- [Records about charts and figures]
——
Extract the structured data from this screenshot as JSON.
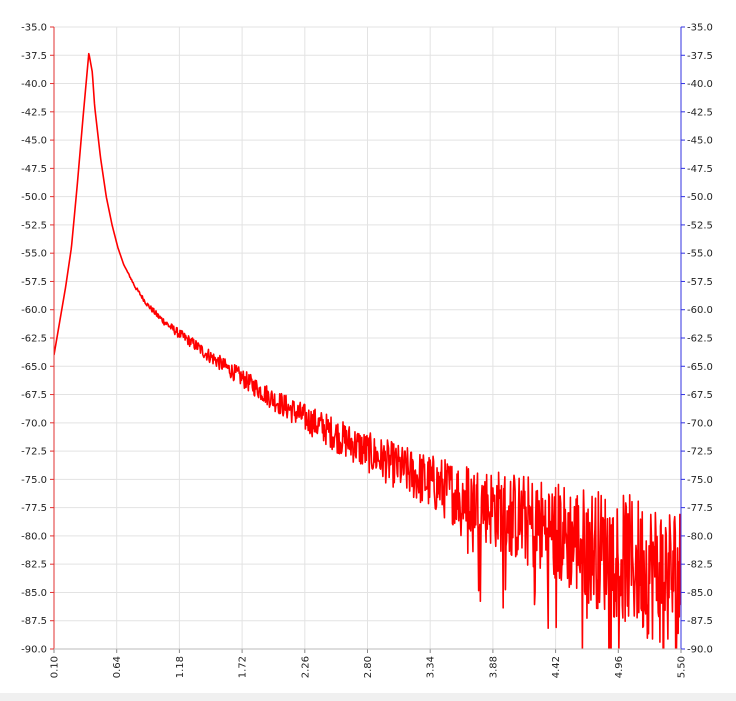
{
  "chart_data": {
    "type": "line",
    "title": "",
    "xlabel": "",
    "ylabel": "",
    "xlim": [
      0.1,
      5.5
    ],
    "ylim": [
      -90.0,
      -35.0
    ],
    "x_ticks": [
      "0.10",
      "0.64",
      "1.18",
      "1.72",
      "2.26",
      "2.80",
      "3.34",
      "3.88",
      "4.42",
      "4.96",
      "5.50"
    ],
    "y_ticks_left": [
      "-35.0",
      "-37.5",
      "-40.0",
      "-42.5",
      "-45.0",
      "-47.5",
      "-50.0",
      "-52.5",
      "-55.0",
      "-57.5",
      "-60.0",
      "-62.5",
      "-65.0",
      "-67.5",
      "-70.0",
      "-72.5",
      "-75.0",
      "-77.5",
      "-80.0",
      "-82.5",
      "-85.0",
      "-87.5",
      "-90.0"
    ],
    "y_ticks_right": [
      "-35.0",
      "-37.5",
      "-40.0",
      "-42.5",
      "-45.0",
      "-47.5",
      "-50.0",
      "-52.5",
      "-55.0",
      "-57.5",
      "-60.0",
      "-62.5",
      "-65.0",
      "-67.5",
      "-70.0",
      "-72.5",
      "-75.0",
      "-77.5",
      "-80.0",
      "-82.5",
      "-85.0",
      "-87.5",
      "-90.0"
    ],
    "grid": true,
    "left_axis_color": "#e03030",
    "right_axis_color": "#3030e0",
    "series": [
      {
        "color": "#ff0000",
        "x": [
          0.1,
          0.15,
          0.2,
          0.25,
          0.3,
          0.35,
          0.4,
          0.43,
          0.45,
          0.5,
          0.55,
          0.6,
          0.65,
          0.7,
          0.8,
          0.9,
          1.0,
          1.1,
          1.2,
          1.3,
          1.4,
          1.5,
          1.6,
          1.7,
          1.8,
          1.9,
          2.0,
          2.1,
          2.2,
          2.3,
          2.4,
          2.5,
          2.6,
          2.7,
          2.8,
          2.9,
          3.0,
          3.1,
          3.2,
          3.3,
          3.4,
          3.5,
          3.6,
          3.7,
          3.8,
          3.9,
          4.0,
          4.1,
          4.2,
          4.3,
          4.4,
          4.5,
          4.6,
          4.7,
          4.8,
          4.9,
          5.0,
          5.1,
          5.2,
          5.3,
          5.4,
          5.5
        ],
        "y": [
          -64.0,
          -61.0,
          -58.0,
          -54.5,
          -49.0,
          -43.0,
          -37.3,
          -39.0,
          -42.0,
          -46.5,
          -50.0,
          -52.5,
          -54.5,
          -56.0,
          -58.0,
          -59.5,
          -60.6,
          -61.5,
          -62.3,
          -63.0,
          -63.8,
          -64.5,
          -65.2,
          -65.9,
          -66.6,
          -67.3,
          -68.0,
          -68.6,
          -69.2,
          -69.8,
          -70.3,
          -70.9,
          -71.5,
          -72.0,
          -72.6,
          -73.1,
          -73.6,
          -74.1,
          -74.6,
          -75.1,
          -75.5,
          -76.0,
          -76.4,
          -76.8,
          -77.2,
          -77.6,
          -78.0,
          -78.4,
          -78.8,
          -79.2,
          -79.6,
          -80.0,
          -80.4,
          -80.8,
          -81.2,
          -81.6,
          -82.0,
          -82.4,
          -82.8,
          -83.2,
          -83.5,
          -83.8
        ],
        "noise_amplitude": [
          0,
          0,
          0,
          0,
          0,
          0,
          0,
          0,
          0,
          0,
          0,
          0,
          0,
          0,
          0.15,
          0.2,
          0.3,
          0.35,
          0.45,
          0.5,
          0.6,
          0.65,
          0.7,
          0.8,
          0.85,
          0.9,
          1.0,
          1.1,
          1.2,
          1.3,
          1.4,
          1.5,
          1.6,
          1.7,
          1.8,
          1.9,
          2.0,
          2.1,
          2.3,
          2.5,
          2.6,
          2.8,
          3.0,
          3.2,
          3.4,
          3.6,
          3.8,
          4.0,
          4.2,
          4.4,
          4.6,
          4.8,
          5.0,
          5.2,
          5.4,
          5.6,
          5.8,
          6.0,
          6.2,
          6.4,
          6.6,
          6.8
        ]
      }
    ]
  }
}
——
- [INSTRUCTIONS TO FOLLOW]
Without the images, write out each line of the data verbatim.

- [EXPECTED ANSWER]
Extract the structured data from this screenshot as JSON.
{
  "chart_data": {
    "type": "line",
    "title": "",
    "xlabel": "",
    "ylabel": "",
    "xlim": [
      0.1,
      5.5
    ],
    "ylim": [
      -90.0,
      -35.0
    ],
    "x_ticks": [
      "0.10",
      "0.64",
      "1.18",
      "1.72",
      "2.26",
      "2.80",
      "3.34",
      "3.88",
      "4.42",
      "4.96",
      "5.50"
    ],
    "y_ticks_left": [
      "-35.0",
      "-37.5",
      "-40.0",
      "-42.5",
      "-45.0",
      "-47.5",
      "-50.0",
      "-52.5",
      "-55.0",
      "-57.5",
      "-60.0",
      "-62.5",
      "-65.0",
      "-67.5",
      "-70.0",
      "-72.5",
      "-75.0",
      "-77.5",
      "-80.0",
      "-82.5",
      "-85.0",
      "-87.5",
      "-90.0"
    ],
    "y_ticks_right": [
      "-35.0",
      "-37.5",
      "-40.0",
      "-42.5",
      "-45.0",
      "-47.5",
      "-50.0",
      "-52.5",
      "-55.0",
      "-57.5",
      "-60.0",
      "-62.5",
      "-65.0",
      "-67.5",
      "-70.0",
      "-72.5",
      "-75.0",
      "-77.5",
      "-80.0",
      "-82.5",
      "-85.0",
      "-87.5",
      "-90.0"
    ],
    "grid": true,
    "left_axis_color": "#e03030",
    "right_axis_color": "#3030e0",
    "series": [
      {
        "color": "#ff0000",
        "x": [
          0.1,
          0.15,
          0.2,
          0.25,
          0.3,
          0.35,
          0.4,
          0.43,
          0.45,
          0.5,
          0.55,
          0.6,
          0.65,
          0.7,
          0.8,
          0.9,
          1.0,
          1.1,
          1.2,
          1.3,
          1.4,
          1.5,
          1.6,
          1.7,
          1.8,
          1.9,
          2.0,
          2.1,
          2.2,
          2.3,
          2.4,
          2.5,
          2.6,
          2.7,
          2.8,
          2.9,
          3.0,
          3.1,
          3.2,
          3.3,
          3.4,
          3.5,
          3.6,
          3.7,
          3.8,
          3.9,
          4.0,
          4.1,
          4.2,
          4.3,
          4.4,
          4.5,
          4.6,
          4.7,
          4.8,
          4.9,
          5.0,
          5.1,
          5.2,
          5.3,
          5.4,
          5.5
        ],
        "y": [
          -64.0,
          -61.0,
          -58.0,
          -54.5,
          -49.0,
          -43.0,
          -37.3,
          -39.0,
          -42.0,
          -46.5,
          -50.0,
          -52.5,
          -54.5,
          -56.0,
          -58.0,
          -59.5,
          -60.6,
          -61.5,
          -62.3,
          -63.0,
          -63.8,
          -64.5,
          -65.2,
          -65.9,
          -66.6,
          -67.3,
          -68.0,
          -68.6,
          -69.2,
          -69.8,
          -70.3,
          -70.9,
          -71.5,
          -72.0,
          -72.6,
          -73.1,
          -73.6,
          -74.1,
          -74.6,
          -75.1,
          -75.5,
          -76.0,
          -76.4,
          -76.8,
          -77.2,
          -77.6,
          -78.0,
          -78.4,
          -78.8,
          -79.2,
          -79.6,
          -80.0,
          -80.4,
          -80.8,
          -81.2,
          -81.6,
          -82.0,
          -82.4,
          -82.8,
          -83.2,
          -83.5,
          -83.8
        ],
        "noise_amplitude": [
          0,
          0,
          0,
          0,
          0,
          0,
          0,
          0,
          0,
          0,
          0,
          0,
          0,
          0,
          0.15,
          0.2,
          0.3,
          0.35,
          0.45,
          0.5,
          0.6,
          0.65,
          0.7,
          0.8,
          0.85,
          0.9,
          1.0,
          1.1,
          1.2,
          1.3,
          1.4,
          1.5,
          1.6,
          1.7,
          1.8,
          1.9,
          2.0,
          2.1,
          2.3,
          2.5,
          2.6,
          2.8,
          3.0,
          3.2,
          3.4,
          3.6,
          3.8,
          4.0,
          4.2,
          4.4,
          4.6,
          4.8,
          5.0,
          5.2,
          5.4,
          5.6,
          5.8,
          6.0,
          6.2,
          6.4,
          6.6,
          6.8
        ]
      }
    ]
  }
}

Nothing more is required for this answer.